• [Task details]:
Lift out all lines below that contain "긴급돌봄센터".

• [Stored entries]:
────

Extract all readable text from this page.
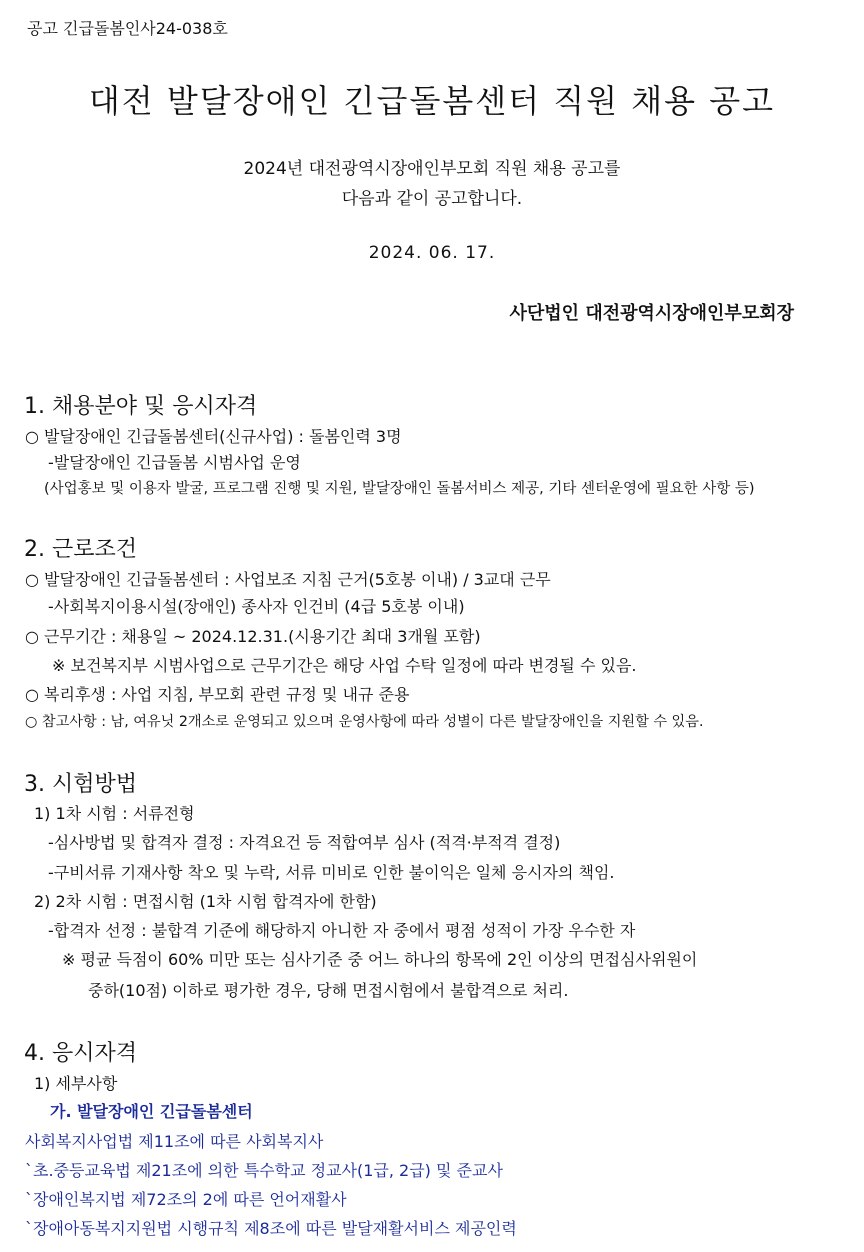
공고 긴급돌봄인사24-038호
대전 발달장애인 긴급돌봄센터 직원 채용 공고
2024년 대전광역시장애인부모회 직원 채용 공고를
다음과 같이 공고합니다.
2024. 06. 17.
사단법인 대전광역시장애인부모회장
1. 채용분야 및 응시자격
○ 발달장애인 긴급돌봄센터(신규사업) : 돌봄인력 3명
-발달장애인 긴급돌봄 시범사업 운영
(사업홍보 및 이용자 발굴, 프로그램 진행 및 지원, 발달장애인 돌봄서비스 제공, 기타 센터운영에 필요한 사항 등)
2. 근로조건
○ 발달장애인 긴급돌봄센터 : 사업보조 지침 근거(5호봉 이내) / 3교대 근무
-사회복지이용시설(장애인) 종사자 인건비 (4급 5호봉 이내)
○ 근무기간 : 채용일 ~ 2024.12.31.(시용기간 최대 3개월 포함)
※ 보건복지부 시범사업으로 근무기간은 해당 사업 수탁 일정에 따라 변경될 수 있음.
○ 복리후생 : 사업 지침, 부모회 관련 규정 및 내규 준용
○ 참고사항 : 남, 여유닛 2개소로 운영되고 있으며 운영사항에 따라 성별이 다른 발달장애인을 지원할 수 있음.
3. 시험방법
1) 1차 시험 : 서류전형
-심사방법 및 합격자 결정 : 자격요건 등 적합여부 심사 (적격·부적격 결정)
-구비서류 기재사항 착오 및 누락, 서류 미비로 인한 불이익은 일체 응시자의 책임.
2) 2차 시험 : 면접시험 (1차 시험 합격자에 한함)
-합격자 선정 : 불합격 기준에 해당하지 아니한 자 중에서 평점 성적이 가장 우수한 자
※ 평균 득점이 60% 미만 또는 심사기준 중 어느 하나의 항목에 2인 이상의 면접심사위원이
중하(10점) 이하로 평가한 경우, 당해 면접시험에서 불합격으로 처리.
4. 응시자격
1) 세부사항
가. 발달장애인 긴급돌봄센터
사회복지사업법 제11조에 따른 사회복지사
`초.중등교육법 제21조에 의한 특수학교 정교사(1급, 2급) 및 준교사
`장애인복지법 제72조의 2에 따른 언어재활사
`장애아동복지지원법 시행규칙 제8조에 따른 발달재활서비스 제공인력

────

• [Finished exercise]:
대전 발달장애인 긴급돌봄센터 직원 채용 공고
○ 발달장애인 긴급돌봄센터(신규사업) : 돌봄인력 3명
○ 발달장애인 긴급돌봄센터 : 사업보조 지침 근거(5호봉 이내) / 3교대 근무
가. 발달장애인 긴급돌봄센터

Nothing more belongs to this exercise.